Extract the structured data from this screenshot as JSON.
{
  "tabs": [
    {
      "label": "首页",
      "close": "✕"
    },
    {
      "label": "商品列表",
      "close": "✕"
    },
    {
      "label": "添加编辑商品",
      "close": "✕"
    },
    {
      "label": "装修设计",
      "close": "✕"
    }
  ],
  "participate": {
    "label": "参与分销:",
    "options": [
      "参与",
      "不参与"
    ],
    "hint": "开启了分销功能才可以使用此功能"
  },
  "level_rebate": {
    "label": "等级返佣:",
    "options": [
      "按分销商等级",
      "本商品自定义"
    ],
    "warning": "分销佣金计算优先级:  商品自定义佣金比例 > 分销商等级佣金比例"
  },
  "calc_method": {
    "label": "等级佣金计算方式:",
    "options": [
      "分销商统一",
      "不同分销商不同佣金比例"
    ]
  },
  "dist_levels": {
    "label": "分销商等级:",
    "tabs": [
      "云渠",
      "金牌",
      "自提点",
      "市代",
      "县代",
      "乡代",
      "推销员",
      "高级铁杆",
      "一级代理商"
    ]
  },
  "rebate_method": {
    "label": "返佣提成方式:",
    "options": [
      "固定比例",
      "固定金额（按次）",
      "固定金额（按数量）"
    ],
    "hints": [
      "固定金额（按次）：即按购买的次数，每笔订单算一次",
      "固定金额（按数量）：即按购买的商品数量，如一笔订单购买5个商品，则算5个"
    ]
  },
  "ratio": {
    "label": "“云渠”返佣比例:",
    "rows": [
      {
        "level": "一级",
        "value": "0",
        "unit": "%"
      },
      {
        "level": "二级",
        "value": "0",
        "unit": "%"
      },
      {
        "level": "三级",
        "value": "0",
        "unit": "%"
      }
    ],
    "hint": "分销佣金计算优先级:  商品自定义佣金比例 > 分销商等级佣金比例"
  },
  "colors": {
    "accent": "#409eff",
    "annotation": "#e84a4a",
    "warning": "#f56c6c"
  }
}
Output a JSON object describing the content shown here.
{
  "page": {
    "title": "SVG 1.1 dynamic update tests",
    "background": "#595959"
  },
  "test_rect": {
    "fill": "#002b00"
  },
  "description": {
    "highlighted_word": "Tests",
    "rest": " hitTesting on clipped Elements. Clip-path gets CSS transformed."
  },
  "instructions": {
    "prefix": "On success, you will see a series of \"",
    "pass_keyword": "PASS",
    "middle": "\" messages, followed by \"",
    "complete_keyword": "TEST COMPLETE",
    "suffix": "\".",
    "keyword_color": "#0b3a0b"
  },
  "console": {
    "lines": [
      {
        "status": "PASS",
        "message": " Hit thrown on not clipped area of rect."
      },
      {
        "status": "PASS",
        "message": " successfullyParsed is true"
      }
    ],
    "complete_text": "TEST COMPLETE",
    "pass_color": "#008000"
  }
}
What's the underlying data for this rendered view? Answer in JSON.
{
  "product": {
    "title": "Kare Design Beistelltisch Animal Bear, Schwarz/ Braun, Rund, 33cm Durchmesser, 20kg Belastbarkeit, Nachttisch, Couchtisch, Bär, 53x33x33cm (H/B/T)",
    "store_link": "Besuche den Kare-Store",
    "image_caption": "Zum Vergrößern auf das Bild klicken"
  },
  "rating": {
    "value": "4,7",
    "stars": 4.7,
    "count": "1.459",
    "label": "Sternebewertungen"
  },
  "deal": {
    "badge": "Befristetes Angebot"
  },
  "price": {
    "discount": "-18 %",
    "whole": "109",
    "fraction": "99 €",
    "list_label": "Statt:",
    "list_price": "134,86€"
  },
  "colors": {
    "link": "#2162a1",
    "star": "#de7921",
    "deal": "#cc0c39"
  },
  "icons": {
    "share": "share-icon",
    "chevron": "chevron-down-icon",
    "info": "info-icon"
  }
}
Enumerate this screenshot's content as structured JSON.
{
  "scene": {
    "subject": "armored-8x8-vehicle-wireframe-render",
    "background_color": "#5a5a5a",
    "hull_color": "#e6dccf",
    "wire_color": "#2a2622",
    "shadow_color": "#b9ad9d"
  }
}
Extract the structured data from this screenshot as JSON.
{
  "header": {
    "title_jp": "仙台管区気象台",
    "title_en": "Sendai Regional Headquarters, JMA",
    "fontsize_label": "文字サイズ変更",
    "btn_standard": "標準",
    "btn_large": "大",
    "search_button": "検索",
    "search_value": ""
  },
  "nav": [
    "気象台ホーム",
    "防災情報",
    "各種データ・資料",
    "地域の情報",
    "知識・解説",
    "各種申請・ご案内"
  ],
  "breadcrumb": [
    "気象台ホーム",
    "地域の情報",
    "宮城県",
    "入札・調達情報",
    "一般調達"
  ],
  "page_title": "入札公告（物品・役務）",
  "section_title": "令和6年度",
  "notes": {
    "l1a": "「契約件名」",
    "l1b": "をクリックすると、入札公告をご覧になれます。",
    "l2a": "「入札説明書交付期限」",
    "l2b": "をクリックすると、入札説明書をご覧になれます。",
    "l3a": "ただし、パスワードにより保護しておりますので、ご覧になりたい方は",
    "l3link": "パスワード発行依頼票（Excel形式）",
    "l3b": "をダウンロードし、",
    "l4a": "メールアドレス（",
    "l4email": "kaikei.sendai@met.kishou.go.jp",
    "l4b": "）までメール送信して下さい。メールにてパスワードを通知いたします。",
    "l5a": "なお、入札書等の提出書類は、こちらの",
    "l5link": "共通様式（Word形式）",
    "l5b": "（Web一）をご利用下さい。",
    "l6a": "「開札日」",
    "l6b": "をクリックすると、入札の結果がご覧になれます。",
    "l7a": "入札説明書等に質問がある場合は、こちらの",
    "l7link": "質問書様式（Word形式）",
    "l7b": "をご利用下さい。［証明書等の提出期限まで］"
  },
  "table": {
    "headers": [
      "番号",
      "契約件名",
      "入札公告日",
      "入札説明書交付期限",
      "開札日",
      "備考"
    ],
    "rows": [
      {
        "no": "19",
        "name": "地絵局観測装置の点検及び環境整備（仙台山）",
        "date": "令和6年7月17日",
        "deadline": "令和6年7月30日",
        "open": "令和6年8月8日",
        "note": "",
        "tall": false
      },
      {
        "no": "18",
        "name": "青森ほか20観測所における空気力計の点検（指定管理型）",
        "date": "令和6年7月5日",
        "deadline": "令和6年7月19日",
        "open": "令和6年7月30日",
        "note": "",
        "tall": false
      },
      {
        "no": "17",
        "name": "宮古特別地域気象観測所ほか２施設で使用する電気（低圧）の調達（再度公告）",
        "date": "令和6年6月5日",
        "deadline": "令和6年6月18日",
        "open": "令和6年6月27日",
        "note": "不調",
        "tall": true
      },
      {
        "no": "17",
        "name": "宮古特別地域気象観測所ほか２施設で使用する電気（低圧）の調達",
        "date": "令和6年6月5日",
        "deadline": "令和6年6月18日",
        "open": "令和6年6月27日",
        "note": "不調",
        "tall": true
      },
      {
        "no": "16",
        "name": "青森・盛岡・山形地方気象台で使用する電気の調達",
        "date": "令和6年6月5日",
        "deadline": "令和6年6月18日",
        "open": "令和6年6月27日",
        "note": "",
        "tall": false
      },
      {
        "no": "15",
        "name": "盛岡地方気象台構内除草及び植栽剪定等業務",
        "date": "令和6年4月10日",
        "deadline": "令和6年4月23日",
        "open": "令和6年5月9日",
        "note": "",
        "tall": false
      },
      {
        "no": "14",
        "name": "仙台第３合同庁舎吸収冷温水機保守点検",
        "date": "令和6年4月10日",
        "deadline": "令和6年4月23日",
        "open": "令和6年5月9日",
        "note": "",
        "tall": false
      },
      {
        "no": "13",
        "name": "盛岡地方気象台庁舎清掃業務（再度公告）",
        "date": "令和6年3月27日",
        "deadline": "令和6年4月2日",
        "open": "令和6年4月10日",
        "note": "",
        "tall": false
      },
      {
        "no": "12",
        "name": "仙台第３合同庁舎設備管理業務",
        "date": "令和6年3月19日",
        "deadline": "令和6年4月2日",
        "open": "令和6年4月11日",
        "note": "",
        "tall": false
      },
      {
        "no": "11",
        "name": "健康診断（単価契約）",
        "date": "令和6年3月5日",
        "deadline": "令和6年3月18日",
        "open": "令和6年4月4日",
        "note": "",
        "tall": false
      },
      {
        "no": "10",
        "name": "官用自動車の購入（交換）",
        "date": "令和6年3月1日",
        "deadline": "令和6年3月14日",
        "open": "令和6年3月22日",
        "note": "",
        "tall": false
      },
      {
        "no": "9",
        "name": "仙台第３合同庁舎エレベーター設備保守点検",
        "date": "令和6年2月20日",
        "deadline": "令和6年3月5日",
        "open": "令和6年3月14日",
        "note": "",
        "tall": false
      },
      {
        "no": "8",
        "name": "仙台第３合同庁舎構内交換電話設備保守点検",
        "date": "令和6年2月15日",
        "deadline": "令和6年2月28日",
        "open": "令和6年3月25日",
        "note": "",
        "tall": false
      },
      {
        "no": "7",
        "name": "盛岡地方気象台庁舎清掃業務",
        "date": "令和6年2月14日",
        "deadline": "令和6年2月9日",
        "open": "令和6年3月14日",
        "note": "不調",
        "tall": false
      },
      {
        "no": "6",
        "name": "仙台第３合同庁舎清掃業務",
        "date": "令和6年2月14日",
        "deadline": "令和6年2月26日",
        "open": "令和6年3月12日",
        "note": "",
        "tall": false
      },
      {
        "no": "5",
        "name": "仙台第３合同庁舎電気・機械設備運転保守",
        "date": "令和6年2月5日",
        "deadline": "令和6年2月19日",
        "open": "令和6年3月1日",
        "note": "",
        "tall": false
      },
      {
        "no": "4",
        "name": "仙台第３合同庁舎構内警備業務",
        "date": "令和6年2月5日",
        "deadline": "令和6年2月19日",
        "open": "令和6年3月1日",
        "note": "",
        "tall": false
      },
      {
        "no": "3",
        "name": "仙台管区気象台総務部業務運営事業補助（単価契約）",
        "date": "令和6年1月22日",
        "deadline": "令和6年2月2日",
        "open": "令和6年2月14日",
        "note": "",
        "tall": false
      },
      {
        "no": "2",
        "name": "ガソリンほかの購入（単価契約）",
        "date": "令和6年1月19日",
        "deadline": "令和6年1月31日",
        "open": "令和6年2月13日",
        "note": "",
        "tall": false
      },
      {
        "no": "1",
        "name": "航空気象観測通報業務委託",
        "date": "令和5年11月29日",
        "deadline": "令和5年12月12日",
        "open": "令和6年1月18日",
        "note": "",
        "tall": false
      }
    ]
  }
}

────────────────────────────────────────

_Your objective_
Locate the word "こちらの" in the data above. Copy every line carrying it.

_Result of this task_
    "l5a": "なお、入札書等の提出書類は、こちらの",
    "l7a": "入札説明書等に質問がある場合は、こちらの",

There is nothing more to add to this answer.